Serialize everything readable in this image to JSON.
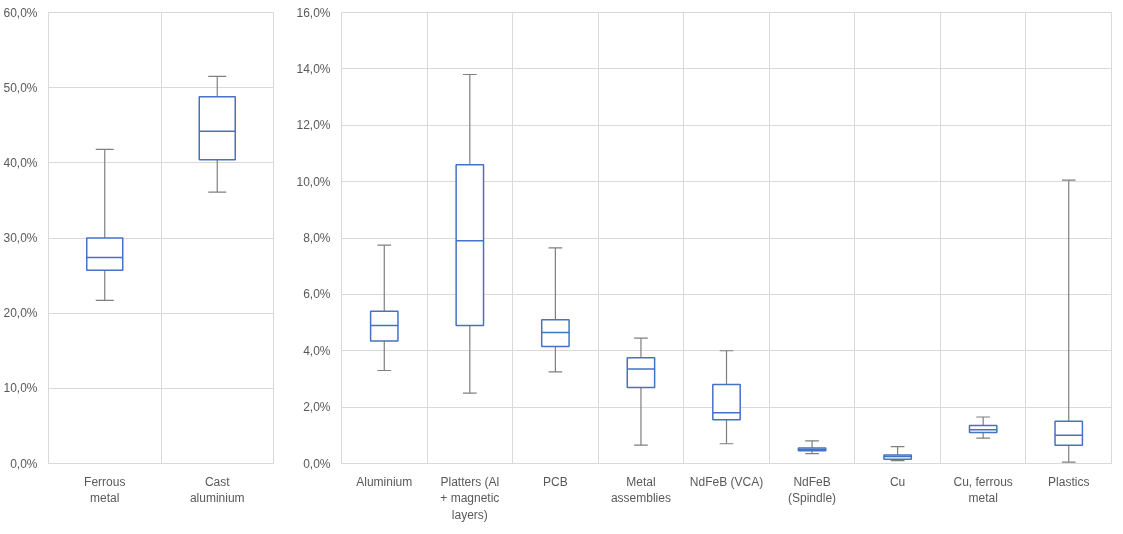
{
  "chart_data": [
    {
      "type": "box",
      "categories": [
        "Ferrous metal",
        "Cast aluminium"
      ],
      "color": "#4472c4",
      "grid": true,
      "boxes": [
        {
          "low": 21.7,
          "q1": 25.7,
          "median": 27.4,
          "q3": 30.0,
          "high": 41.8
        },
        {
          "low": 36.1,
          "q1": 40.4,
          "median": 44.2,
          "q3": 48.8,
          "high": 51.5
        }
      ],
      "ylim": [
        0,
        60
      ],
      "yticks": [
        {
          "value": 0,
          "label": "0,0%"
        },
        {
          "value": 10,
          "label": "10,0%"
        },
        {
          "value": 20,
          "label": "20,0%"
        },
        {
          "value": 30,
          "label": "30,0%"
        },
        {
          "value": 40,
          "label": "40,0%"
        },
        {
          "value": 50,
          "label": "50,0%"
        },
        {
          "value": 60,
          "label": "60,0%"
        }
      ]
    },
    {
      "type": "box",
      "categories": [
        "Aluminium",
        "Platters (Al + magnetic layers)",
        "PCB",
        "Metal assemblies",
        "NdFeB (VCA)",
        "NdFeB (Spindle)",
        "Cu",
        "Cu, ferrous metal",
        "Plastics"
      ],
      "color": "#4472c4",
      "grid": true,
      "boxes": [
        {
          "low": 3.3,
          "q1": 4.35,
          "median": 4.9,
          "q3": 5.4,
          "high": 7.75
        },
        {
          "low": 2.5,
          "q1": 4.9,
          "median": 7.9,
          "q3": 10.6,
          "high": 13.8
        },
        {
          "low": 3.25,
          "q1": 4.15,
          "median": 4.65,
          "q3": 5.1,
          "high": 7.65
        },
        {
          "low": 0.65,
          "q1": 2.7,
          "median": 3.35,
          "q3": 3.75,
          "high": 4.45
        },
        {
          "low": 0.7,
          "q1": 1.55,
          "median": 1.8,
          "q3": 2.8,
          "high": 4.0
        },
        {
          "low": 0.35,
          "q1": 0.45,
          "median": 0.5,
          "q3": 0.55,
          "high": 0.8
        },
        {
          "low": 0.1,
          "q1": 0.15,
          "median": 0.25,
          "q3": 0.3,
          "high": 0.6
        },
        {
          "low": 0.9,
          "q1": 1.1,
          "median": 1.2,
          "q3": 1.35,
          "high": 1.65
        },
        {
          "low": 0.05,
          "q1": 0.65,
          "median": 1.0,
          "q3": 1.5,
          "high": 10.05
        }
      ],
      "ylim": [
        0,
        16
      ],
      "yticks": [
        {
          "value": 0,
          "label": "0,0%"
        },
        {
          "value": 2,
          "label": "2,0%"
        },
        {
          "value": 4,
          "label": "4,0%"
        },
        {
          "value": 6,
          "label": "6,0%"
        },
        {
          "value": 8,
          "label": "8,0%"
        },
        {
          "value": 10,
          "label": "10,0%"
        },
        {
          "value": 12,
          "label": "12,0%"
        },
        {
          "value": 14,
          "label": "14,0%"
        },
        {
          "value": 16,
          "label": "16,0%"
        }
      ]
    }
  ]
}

-=-=-=-=-

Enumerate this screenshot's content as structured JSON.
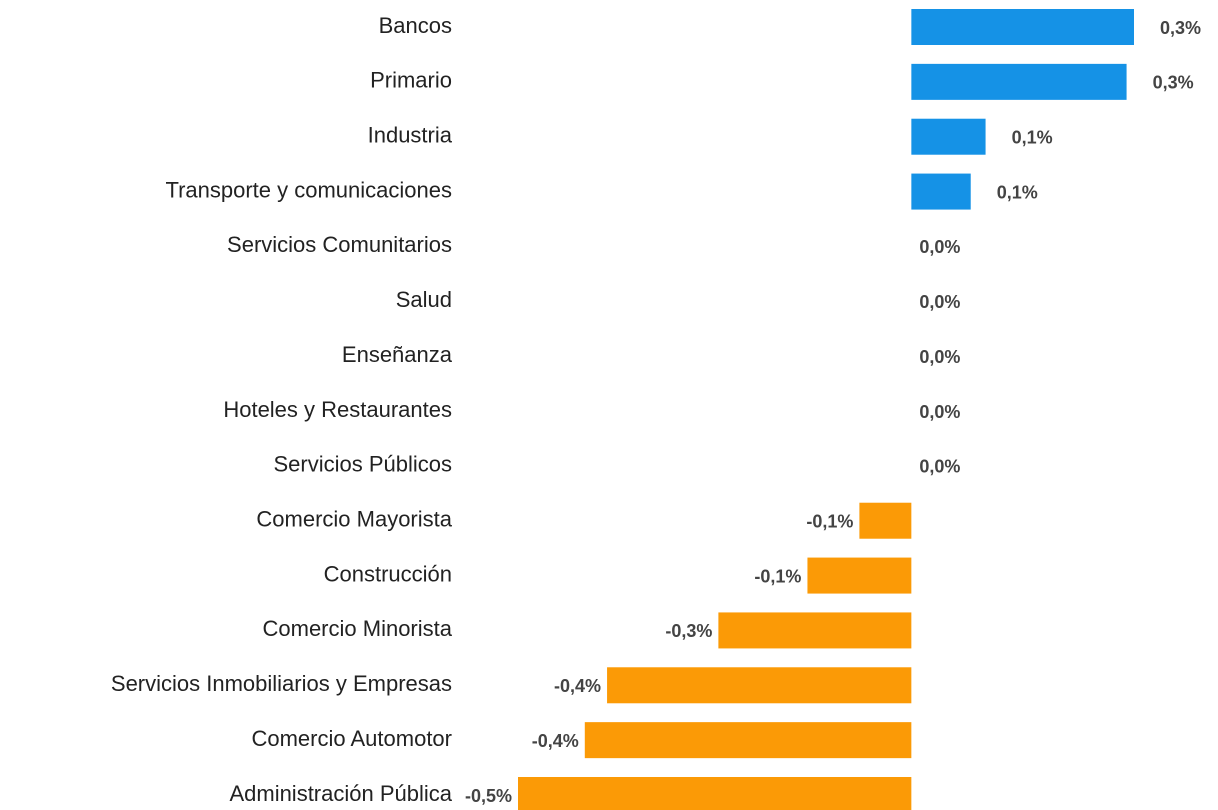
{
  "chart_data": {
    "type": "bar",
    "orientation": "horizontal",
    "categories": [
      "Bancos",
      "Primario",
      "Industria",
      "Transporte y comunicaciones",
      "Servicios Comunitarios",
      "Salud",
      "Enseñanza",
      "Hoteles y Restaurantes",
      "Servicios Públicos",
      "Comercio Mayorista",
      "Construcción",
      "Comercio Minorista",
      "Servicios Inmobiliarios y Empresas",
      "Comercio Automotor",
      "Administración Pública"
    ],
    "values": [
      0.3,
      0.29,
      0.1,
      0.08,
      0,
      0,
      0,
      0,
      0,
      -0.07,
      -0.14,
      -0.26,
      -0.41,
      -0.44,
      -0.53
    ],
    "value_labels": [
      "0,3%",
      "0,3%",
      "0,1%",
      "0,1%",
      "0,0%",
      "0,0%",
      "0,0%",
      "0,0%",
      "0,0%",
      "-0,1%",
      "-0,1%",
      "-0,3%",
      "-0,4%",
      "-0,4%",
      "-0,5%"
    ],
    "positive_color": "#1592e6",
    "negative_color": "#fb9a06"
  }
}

-=-=-=-=-

Find the lines above that include the string "Comercio" and copy them.

* **EXERCISE RESPONSE**
      "Comercio Mayorista",
      "Comercio Minorista",
      "Comercio Automotor",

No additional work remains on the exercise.